## YOUR OBJECTIVE
Write each record again exactly as it stands.
────────────────
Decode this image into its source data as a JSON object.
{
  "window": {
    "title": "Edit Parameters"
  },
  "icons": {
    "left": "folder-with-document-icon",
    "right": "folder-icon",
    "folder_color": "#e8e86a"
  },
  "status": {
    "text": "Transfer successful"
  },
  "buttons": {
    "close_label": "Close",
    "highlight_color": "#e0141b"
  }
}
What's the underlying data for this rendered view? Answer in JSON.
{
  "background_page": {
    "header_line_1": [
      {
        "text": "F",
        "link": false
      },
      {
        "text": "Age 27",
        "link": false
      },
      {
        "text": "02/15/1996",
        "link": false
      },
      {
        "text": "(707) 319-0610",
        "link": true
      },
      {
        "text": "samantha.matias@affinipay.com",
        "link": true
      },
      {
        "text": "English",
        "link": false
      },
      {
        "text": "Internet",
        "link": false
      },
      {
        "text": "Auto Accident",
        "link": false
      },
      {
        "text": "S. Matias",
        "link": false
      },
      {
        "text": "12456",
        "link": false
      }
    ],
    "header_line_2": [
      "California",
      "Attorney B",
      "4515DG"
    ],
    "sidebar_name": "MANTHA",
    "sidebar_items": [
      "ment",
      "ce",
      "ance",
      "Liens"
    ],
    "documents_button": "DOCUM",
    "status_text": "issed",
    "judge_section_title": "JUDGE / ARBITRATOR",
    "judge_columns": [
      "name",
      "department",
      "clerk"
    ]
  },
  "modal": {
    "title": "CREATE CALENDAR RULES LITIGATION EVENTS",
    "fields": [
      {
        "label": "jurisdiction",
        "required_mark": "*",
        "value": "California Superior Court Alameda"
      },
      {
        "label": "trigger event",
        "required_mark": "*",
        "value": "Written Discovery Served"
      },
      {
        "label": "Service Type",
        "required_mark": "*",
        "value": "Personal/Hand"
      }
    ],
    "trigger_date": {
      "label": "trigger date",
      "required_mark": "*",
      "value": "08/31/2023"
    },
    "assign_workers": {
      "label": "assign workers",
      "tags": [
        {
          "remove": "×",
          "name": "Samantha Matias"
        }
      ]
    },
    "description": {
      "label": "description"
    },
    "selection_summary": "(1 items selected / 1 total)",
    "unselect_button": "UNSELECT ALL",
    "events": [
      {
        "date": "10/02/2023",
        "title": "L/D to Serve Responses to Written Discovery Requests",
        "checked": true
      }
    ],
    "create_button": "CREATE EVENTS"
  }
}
────────────────
## FINISHED EXERCISE
Decode this image into its source data as a JSON object.
{
  "window": {
    "title": "Edit Parameters"
  },
  "icons": {
    "left": "folder-with-document-icon",
    "right": "folder-icon",
    "folder_color": "#e8e86a"
  },
  "status": {
    "text": "Transfer successful"
  },
  "buttons": {
    "close_label": "Close",
    "highlight_color": "#e0141b"
  }
}
What's the underlying data for this rendered view? Answer in JSON.
{
  "background_page": {
    "header_line_1": [
      {
        "text": "F",
        "link": false
      },
      {
        "text": "Age 27",
        "link": false
      },
      {
        "text": "02/15/1996",
        "link": false
      },
      {
        "text": "(707) 319-0610",
        "link": true
      },
      {
        "text": "samantha.matias@affinipay.com",
        "link": true
      },
      {
        "text": "English",
        "link": false
      },
      {
        "text": "Internet",
        "link": false
      },
      {
        "text": "Auto Accident",
        "link": false
      },
      {
        "text": "S. Matias",
        "link": false
      },
      {
        "text": "12456",
        "link": false
      }
    ],
    "header_line_2": [
      "California",
      "Attorney B",
      "4515DG"
    ],
    "sidebar_name": "MANTHA",
    "sidebar_items": [
      "ment",
      "ce",
      "ance",
      "Liens"
    ],
    "documents_button": "DOCUM",
    "status_text": "issed",
    "judge_section_title": "JUDGE / ARBITRATOR",
    "judge_columns": [
      "name",
      "department",
      "clerk"
    ]
  },
  "modal": {
    "title": "CREATE CALENDAR RULES LITIGATION EVENTS",
    "fields": [
      {
        "label": "jurisdiction",
        "required_mark": "*",
        "value": "California Superior Court Alameda"
      },
      {
        "label": "trigger event",
        "required_mark": "*",
        "value": "Written Discovery Served"
      },
      {
        "label": "Service Type",
        "required_mark": "*",
        "value": "Personal/Hand"
      }
    ],
    "trigger_date": {
      "label": "trigger date",
      "required_mark": "*",
      "value": "08/31/2023"
    },
    "assign_workers": {
      "label": "assign workers",
      "tags": [
        {
          "remove": "×",
          "name": "Samantha Matias"
        }
      ]
    },
    "description": {
      "label": "description"
    },
    "selection_summary": "(1 items selected / 1 total)",
    "unselect_button": "UNSELECT ALL",
    "events": [
      {
        "date": "10/02/2023",
        "title": "L/D to Serve Responses to Written Discovery Requests",
        "checked": true
      }
    ],
    "create_button": "CREATE EVENTS"
  }
}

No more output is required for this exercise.